Items from a dataset:
◆ ◆ ◆ ◆ ◆
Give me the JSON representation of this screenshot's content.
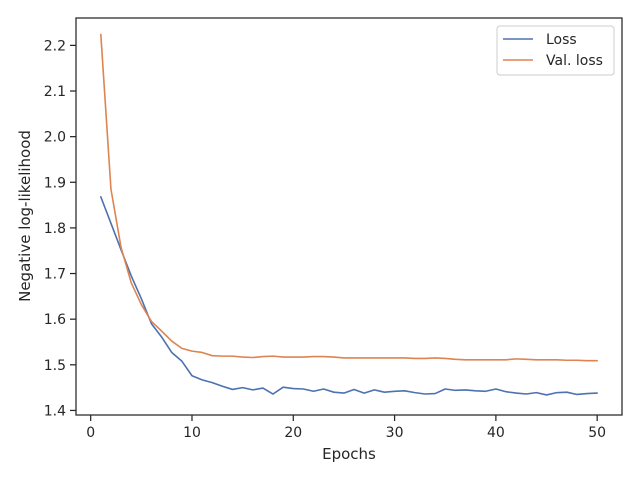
{
  "chart_data": {
    "type": "line",
    "title": "",
    "xlabel": "Epochs",
    "ylabel": "Negative log-likelihood",
    "xlim": [
      -1.45,
      52.45
    ],
    "ylim": [
      1.39,
      2.26
    ],
    "xticks": [
      0,
      10,
      20,
      30,
      40,
      50
    ],
    "yticks": [
      1.4,
      1.5,
      1.6,
      1.7,
      1.8,
      1.9,
      2.0,
      2.1,
      2.2
    ],
    "grid": false,
    "legend_position": "top-right",
    "x": [
      1,
      2,
      3,
      4,
      5,
      6,
      7,
      8,
      9,
      10,
      11,
      12,
      13,
      14,
      15,
      16,
      17,
      18,
      19,
      20,
      21,
      22,
      23,
      24,
      25,
      26,
      27,
      28,
      29,
      30,
      31,
      32,
      33,
      34,
      35,
      36,
      37,
      38,
      39,
      40,
      41,
      42,
      43,
      44,
      45,
      46,
      47,
      48,
      49,
      50
    ],
    "series": [
      {
        "name": "Loss",
        "color": "#4c72b0",
        "values": [
          1.868,
          1.81,
          1.752,
          1.695,
          1.645,
          1.59,
          1.561,
          1.527,
          1.508,
          1.476,
          1.467,
          1.461,
          1.453,
          1.446,
          1.45,
          1.445,
          1.449,
          1.436,
          1.451,
          1.448,
          1.447,
          1.442,
          1.447,
          1.44,
          1.438,
          1.446,
          1.438,
          1.445,
          1.44,
          1.442,
          1.443,
          1.439,
          1.436,
          1.437,
          1.447,
          1.444,
          1.445,
          1.443,
          1.442,
          1.447,
          1.441,
          1.438,
          1.436,
          1.439,
          1.434,
          1.439,
          1.44,
          1.435,
          1.437,
          1.438
        ]
      },
      {
        "name": "Val. loss",
        "color": "#dd8452",
        "values": [
          2.224,
          1.885,
          1.757,
          1.68,
          1.632,
          1.595,
          1.574,
          1.552,
          1.536,
          1.53,
          1.527,
          1.52,
          1.519,
          1.519,
          1.517,
          1.516,
          1.518,
          1.519,
          1.517,
          1.517,
          1.517,
          1.518,
          1.518,
          1.517,
          1.515,
          1.515,
          1.515,
          1.515,
          1.515,
          1.515,
          1.515,
          1.514,
          1.514,
          1.515,
          1.514,
          1.512,
          1.511,
          1.511,
          1.511,
          1.511,
          1.511,
          1.513,
          1.512,
          1.511,
          1.511,
          1.511,
          1.51,
          1.51,
          1.509,
          1.509
        ]
      }
    ]
  }
}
◆ ◆ ◆ ◆ ◆
### Written problem:
Every record above should be written out again without change, except that the pictures are left out.

### Solution for this task:
Give me the JSON representation of this screenshot's content.
{
  "chart_data": {
    "type": "line",
    "title": "",
    "xlabel": "Epochs",
    "ylabel": "Negative log-likelihood",
    "xlim": [
      -1.45,
      52.45
    ],
    "ylim": [
      1.39,
      2.26
    ],
    "xticks": [
      0,
      10,
      20,
      30,
      40,
      50
    ],
    "yticks": [
      1.4,
      1.5,
      1.6,
      1.7,
      1.8,
      1.9,
      2.0,
      2.1,
      2.2
    ],
    "grid": false,
    "legend_position": "top-right",
    "x": [
      1,
      2,
      3,
      4,
      5,
      6,
      7,
      8,
      9,
      10,
      11,
      12,
      13,
      14,
      15,
      16,
      17,
      18,
      19,
      20,
      21,
      22,
      23,
      24,
      25,
      26,
      27,
      28,
      29,
      30,
      31,
      32,
      33,
      34,
      35,
      36,
      37,
      38,
      39,
      40,
      41,
      42,
      43,
      44,
      45,
      46,
      47,
      48,
      49,
      50
    ],
    "series": [
      {
        "name": "Loss",
        "color": "#4c72b0",
        "values": [
          1.868,
          1.81,
          1.752,
          1.695,
          1.645,
          1.59,
          1.561,
          1.527,
          1.508,
          1.476,
          1.467,
          1.461,
          1.453,
          1.446,
          1.45,
          1.445,
          1.449,
          1.436,
          1.451,
          1.448,
          1.447,
          1.442,
          1.447,
          1.44,
          1.438,
          1.446,
          1.438,
          1.445,
          1.44,
          1.442,
          1.443,
          1.439,
          1.436,
          1.437,
          1.447,
          1.444,
          1.445,
          1.443,
          1.442,
          1.447,
          1.441,
          1.438,
          1.436,
          1.439,
          1.434,
          1.439,
          1.44,
          1.435,
          1.437,
          1.438
        ]
      },
      {
        "name": "Val. loss",
        "color": "#dd8452",
        "values": [
          2.224,
          1.885,
          1.757,
          1.68,
          1.632,
          1.595,
          1.574,
          1.552,
          1.536,
          1.53,
          1.527,
          1.52,
          1.519,
          1.519,
          1.517,
          1.516,
          1.518,
          1.519,
          1.517,
          1.517,
          1.517,
          1.518,
          1.518,
          1.517,
          1.515,
          1.515,
          1.515,
          1.515,
          1.515,
          1.515,
          1.515,
          1.514,
          1.514,
          1.515,
          1.514,
          1.512,
          1.511,
          1.511,
          1.511,
          1.511,
          1.511,
          1.513,
          1.512,
          1.511,
          1.511,
          1.511,
          1.51,
          1.51,
          1.509,
          1.509
        ]
      }
    ]
  }
}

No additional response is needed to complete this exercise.